TEXTO DE LECTURA:
Gabriel Zaid escribió recientemente que “varios análisis de la votación han mostrado al país dividido por regiones, edad, escolaridad, ingresos. […] Pero no hay que confundir las diferencias sociales con las demandas políticas” (“¿Un país dividido?”, Reforma, 13-VI-2006, p. 14). El propio título hace obvio que las condiciones actuales pueden interpretarse o como división o como combinación. Es decir, de manera excluyente o incluyente. En otras palabras, ¿muestra la elección de julio un país dividido entre calderonistas y lopezobradoristas? ¿O es un país que combina a ambos? Es el dilema del vaso medio lleno o medio vacío. Ambas visiones son ciertas, aunque sus implicaciones son muy distintas. El divisionismo debilita; la heterogeneidad fortalece. ¿Qué dicen los datos?
La encuesta preelectoral del Reforma (23-VI-2006, p. 1) cuyos datos brutos, no netos (es decir, sin descontar los que responden ninguno) se presentan en el cuadro 1, muestra que, a nivel nacional, el voto se repartió por partes iguales para López Obrador (veintiocho por ciento), Felipe Calderón (veintisiete por ciento) y para otros (veintisiete por ciento), con un dieciocho por ciento que no reveló su preferencia. El total de los entrevistados, como muestra la columna de la derecha, fueron 2,100. Los detalles metodológicos se consignan al final del texto.
Tal vez sería válido hablar de divisiones si la mitad de cualquier segmento sostuviera una opinión. Sin embargo, ese caso no está presente cuando vemos al país por regiones, género, edad o escolaridad, con excepción de dos subsegmentos de ingreso y orientación política. Es cierto que el norte prefiere ligeramente a Felipe Calderón (33 por ciento) sobre López Obrador (veinte por ciento), lo inverso de lo cual ocurre en el sur (23-32, respectivamente). Pero parece un poco exagerado, dados los porcentajes anteriores, el afirmar que el norte se pinte de azul y el sur de amarillo. En ambos casos, cada candidato goza en su región de un apoyo de un tercio de la población, pero ni siquiera llega a la mitad, cuando en el centro del país están relativamente en equilibrio.
Si observamos los porcentajes por género, es evidente una combinación similar. Por edades ocurre lo mismo, con una ligera inclinación de los menores de 35 años de edad a favor de Calderón y de los mayores de 36 a favor de López Obrador. Por escolaridad, la diferencia porcentual máxima entre ambos candidatos es de nueve puntos en los niveles superiores a preparatoria. Las únicas excepciones están dadas en los niveles de ingreso alto, donde Felipe Calderón alcanza 47 por ciento (veintidós puntos sobre López Obrador) y en la autocalificación de izquierda, donde el segundo recoge 54 por ciento (cuarenta puntos más que el primero). Pero aun entre los que se autocalifican de derecha la diferencia se cierra a quince puntos porcentuales.

PROBLEMA A RESOLVER: Escribe la continuación del texto sobre la encuesta preelectoral del Reforma y la elección de julio, a partir de su última oración.

DATOS PROPORCIONADOS:
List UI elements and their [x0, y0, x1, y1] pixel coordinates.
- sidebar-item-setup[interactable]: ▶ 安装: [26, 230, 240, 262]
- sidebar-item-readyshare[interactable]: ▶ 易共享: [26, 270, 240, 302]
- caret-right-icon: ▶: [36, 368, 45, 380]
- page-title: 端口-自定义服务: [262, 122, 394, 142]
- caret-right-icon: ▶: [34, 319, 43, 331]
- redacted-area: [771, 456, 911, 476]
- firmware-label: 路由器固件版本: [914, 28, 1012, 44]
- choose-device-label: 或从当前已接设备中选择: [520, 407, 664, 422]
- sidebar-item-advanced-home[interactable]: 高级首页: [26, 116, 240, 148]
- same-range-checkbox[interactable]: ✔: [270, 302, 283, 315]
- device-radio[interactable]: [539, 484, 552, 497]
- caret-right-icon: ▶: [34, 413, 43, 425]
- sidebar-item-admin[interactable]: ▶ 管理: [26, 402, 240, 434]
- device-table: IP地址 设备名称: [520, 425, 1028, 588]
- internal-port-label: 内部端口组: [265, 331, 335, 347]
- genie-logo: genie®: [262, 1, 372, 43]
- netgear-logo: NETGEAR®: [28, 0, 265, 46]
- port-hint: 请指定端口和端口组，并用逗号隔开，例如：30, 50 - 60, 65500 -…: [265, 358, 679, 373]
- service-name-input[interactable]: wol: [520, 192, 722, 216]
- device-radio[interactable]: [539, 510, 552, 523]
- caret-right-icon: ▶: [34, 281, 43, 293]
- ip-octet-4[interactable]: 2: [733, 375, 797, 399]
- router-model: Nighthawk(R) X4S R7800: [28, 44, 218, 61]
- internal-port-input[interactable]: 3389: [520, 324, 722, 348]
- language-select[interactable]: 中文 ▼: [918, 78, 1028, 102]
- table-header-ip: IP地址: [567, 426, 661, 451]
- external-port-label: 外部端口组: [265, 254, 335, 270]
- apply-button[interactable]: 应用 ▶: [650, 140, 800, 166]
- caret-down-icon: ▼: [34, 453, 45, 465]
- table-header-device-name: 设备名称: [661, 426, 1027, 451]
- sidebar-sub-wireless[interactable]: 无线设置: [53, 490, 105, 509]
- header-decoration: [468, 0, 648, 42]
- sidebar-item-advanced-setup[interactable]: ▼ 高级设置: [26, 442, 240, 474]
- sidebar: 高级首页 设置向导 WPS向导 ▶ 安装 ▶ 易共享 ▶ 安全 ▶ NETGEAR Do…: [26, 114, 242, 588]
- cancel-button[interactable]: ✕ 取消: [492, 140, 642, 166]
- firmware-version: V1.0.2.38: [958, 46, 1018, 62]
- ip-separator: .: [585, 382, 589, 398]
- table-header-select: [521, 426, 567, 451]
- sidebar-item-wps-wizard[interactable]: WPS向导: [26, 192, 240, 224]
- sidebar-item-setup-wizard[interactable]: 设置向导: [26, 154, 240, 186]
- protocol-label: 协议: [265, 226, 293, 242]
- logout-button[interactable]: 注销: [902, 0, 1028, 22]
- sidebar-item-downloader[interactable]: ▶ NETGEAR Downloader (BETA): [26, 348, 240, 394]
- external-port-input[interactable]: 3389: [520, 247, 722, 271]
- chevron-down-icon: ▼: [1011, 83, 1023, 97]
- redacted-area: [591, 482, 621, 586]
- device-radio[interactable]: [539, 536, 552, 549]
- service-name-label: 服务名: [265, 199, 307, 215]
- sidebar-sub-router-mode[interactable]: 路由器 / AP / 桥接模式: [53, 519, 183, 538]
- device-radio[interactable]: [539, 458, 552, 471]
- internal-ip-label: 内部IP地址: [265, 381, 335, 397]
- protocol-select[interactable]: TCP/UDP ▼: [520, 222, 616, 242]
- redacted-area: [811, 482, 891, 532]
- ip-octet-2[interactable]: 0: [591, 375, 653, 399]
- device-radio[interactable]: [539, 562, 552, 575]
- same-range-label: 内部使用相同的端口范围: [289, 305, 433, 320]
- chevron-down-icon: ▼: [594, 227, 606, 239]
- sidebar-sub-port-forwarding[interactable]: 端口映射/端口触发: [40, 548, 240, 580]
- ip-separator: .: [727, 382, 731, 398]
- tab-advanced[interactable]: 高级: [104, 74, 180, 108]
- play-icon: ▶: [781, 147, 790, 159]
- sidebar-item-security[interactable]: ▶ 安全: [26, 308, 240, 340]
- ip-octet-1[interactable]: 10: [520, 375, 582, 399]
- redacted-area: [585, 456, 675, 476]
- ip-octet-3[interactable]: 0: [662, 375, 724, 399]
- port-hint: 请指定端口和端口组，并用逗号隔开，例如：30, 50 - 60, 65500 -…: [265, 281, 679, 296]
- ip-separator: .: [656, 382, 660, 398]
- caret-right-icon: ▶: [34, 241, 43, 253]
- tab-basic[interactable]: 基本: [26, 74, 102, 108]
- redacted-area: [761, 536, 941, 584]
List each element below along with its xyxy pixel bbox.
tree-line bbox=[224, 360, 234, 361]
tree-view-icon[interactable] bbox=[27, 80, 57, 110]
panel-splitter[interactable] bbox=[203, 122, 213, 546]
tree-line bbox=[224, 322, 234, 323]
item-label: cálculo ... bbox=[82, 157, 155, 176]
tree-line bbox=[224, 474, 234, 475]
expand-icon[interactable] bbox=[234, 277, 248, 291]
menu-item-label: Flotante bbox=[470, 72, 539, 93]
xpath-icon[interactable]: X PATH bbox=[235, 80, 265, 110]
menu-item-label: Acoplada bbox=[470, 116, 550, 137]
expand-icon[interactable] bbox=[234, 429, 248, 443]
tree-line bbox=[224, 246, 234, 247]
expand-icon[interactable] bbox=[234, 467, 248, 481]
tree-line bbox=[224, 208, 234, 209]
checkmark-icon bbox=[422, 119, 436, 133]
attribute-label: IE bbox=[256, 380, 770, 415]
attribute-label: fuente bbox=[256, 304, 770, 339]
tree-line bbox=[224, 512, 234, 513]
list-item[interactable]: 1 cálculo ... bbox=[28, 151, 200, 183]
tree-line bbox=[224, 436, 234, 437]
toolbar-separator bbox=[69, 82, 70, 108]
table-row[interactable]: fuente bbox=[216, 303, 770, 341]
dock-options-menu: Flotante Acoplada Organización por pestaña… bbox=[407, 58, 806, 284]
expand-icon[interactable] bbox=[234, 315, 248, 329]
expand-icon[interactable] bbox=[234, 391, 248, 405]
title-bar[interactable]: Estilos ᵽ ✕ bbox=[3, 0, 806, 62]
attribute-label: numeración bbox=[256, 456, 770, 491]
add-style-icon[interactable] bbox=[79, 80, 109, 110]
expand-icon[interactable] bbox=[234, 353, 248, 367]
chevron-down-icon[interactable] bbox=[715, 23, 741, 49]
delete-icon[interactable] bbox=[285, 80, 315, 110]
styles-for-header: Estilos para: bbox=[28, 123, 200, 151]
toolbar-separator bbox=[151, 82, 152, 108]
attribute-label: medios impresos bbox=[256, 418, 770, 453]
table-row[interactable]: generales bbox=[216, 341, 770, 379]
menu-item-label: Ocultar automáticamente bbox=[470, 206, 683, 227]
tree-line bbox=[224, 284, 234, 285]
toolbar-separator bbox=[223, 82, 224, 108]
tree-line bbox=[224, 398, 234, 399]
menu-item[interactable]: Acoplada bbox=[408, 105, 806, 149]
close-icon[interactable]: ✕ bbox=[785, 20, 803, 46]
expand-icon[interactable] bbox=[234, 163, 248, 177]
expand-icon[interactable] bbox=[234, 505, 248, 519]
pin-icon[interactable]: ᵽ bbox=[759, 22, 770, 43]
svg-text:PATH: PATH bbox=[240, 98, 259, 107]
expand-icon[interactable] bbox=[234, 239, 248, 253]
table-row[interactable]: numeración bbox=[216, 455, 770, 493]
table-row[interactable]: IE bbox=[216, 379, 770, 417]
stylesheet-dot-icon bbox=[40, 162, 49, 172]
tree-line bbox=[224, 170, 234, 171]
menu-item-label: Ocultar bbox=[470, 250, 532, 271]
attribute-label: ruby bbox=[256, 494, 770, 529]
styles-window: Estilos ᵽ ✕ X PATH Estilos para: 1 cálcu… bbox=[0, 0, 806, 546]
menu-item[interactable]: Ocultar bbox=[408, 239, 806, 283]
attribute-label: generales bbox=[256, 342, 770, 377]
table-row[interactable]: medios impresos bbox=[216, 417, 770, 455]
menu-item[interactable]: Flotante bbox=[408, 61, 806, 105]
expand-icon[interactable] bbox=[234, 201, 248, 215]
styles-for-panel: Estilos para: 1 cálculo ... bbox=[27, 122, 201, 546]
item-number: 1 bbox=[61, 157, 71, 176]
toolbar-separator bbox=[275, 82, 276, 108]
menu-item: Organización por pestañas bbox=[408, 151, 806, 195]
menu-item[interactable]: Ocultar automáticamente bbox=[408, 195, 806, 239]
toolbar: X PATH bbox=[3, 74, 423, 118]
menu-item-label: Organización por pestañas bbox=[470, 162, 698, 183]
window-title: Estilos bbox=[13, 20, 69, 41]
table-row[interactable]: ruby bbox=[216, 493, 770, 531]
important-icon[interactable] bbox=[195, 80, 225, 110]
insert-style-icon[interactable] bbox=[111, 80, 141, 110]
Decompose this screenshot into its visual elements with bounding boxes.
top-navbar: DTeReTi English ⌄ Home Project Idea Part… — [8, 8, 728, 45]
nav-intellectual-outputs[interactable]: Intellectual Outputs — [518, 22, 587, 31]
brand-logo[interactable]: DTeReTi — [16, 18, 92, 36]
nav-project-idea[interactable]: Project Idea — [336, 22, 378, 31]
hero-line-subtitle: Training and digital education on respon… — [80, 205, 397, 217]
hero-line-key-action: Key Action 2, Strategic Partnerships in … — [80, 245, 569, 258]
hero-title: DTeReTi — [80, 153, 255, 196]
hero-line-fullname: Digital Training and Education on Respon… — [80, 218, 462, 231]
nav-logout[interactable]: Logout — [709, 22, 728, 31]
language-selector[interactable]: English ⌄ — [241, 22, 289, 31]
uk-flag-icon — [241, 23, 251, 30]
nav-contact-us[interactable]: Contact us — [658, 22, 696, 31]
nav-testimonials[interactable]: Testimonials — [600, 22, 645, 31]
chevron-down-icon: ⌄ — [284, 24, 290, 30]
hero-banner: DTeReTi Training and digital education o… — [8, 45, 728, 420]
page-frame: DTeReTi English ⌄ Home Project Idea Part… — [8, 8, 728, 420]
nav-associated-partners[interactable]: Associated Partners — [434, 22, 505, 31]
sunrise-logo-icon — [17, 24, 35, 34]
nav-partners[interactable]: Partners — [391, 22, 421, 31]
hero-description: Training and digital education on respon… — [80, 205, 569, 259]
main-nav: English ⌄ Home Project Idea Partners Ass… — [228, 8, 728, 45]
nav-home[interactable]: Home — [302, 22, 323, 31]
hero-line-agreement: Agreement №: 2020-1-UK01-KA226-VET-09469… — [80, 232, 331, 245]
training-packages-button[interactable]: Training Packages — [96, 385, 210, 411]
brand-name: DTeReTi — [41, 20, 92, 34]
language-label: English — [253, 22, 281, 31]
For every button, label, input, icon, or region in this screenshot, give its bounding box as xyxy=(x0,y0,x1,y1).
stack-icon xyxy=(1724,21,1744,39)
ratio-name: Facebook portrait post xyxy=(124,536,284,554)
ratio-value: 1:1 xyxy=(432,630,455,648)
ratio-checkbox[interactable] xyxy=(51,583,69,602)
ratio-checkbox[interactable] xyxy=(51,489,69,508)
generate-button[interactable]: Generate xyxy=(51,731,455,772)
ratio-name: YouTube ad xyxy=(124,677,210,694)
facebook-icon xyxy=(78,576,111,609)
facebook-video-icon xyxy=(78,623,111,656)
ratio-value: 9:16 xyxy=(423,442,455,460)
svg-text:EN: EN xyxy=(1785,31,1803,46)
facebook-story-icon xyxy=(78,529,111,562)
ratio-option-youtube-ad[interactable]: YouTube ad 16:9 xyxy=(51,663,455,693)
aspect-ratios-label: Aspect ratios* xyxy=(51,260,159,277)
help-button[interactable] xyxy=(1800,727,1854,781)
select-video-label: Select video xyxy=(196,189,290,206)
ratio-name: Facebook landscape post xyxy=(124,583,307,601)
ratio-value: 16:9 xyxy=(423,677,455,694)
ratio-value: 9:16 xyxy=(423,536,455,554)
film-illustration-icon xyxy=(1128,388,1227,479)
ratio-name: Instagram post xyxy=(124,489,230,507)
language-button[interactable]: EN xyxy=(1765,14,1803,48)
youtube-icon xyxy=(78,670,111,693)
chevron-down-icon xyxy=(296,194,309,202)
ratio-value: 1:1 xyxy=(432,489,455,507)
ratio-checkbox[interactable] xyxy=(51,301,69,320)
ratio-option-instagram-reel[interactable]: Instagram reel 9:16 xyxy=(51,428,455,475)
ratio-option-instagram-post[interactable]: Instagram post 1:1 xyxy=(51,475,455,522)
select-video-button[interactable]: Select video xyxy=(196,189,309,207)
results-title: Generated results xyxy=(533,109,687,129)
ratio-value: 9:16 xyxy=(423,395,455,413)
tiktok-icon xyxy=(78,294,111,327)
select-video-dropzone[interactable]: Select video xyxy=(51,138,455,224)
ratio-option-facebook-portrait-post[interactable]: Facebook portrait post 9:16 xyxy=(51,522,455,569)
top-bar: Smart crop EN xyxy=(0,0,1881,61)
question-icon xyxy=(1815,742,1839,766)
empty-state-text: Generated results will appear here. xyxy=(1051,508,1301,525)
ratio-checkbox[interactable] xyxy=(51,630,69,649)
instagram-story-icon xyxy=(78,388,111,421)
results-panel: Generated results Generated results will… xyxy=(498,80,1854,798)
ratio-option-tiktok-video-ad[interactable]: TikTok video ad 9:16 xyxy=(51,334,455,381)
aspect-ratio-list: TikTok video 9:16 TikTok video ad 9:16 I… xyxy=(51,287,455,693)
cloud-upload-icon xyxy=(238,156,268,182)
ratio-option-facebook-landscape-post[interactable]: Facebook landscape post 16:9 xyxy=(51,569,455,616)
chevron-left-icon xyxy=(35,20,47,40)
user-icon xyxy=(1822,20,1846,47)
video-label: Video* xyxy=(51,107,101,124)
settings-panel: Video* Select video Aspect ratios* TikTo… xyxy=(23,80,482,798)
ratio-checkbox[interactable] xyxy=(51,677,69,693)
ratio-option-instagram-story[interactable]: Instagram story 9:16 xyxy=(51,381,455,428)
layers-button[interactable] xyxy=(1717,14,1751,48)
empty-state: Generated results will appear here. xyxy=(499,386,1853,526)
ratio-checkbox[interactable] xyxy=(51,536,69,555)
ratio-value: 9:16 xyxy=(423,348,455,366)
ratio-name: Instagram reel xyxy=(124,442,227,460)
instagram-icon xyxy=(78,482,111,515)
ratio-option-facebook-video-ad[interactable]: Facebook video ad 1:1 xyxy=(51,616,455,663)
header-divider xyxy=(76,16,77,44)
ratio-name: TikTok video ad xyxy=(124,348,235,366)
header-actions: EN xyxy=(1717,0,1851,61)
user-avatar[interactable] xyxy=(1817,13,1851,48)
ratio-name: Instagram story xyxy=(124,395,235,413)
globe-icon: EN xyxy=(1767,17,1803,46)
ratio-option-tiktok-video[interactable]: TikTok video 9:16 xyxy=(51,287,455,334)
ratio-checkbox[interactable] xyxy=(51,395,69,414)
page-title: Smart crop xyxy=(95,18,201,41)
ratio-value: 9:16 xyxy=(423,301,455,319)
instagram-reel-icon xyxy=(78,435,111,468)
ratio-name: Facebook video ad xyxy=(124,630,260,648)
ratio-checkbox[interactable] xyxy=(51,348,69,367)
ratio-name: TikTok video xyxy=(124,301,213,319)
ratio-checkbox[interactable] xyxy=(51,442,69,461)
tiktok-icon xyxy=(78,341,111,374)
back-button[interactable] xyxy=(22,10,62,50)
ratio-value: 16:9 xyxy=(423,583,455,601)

RESPUESTA ESCRITA:
Si hacemos un análisis similar de los principales problemas que la opinión pública del país identifica, obtenemos una imagen muy parecida a la de los votos. Es decir, hay una enorme combinación por cualquier tipo de segmento que se observa en la percepción de los problemas como se muestra en el cuadro 2.
Sólo para subrayar la heterogeneidad de la sociedad mexicana, que no división, véase cómo el sentimiento de inseguridad, por ejemplo, es mayor entre las personas que viven en el centro del país y ganan más de dieciséis mil pesos mensuales, que entre los habitantes del sur y de las zonas rurales. O cómo el desempleo afecta más a los hombres que a las mujeres, en el occidente que en el centro, o a los que ganan menos de dieciséis mil pesos mensuales que a quienes ganan más que esa suma.
La economía como problema recibe menos menciones entre quienes tienen el nivel de ingreso mayor, pero son quienes más se quejan de la corrupción. En este tema, la escolaridad tiene un efecto positivo muy claro. Quienes tienen estudios hasta primaria promedian un cinco por ciento de menciones, mientras con estudios profesionales se eleva a once por ciento.
Por último, la pobreza alcanza menciones del nueve por ciento y diez por ciento entre los mayores de cincuenta años, en áreas rurales, con nivel de primaria en el sur y occidente del país, cuando apenas llega al cuatro o cinco por ciento entre quienes ganan más de ocho mil pesos mensuales, rebasaron la primaria o viven en la zona centro.
De alguna manera, la necesidad de dicotomizar revela un anhelo de autoafirmación. Lo que “yo” propongo, o el bando al que pertenezco, es lo que está en lo correcto. Por lo tanto, los otros tienen que estar en lo incorrecto. Así opera, también, por una defensa de los intereses propios, y, en ese sentido, es una reacción básica de territorialidad. Pero ambas reacciones (territorialidad y autoafirmación) se fundamentan y justifican en situaciones premodernas, que en las condiciones actuales de México resultan altamente perjudiciales.
Los mexicanos debemos aceptar que el país, para avanzar sanamente, requiere del impulso de las dos fuerzas que, de alguna manera, se condensan en la organización, visiones y propuestas que hoy en día formulan, en sus expresiones más extremas, el PAN y el PRD. Es decir, el progreso por la vía del desarrollo de la economía o del desarrollo de la sociedad. Es avanzar sobre dos impulsos, sobre dos inspiraciones, sobre dos piernas. Cada una de ellas atrae, en distinto grado y por distintas razones, a los individuos en la sociedad. Pero esa preferencia no hace mejores ni peores a unos ni a otros. Ambas son igualmente válidas, útiles y necesarias para el avance global del país.
La inspiración social o de centro izquierda la podemos ubicar en la historia de México en los regímenes de Lázaro Cárdenas, López Mateos, y, tal vez, López Portillo. La inspiración del avance por la vía económica la podemos ubicar en las presidencias de Miguel Alemán, Díaz Ordaz o Salinas. En mayor o menor medida, los presidentes intermedios revelaban una transición en lo que muchos analistas llamaron un movimiento pendular de la política mexicana.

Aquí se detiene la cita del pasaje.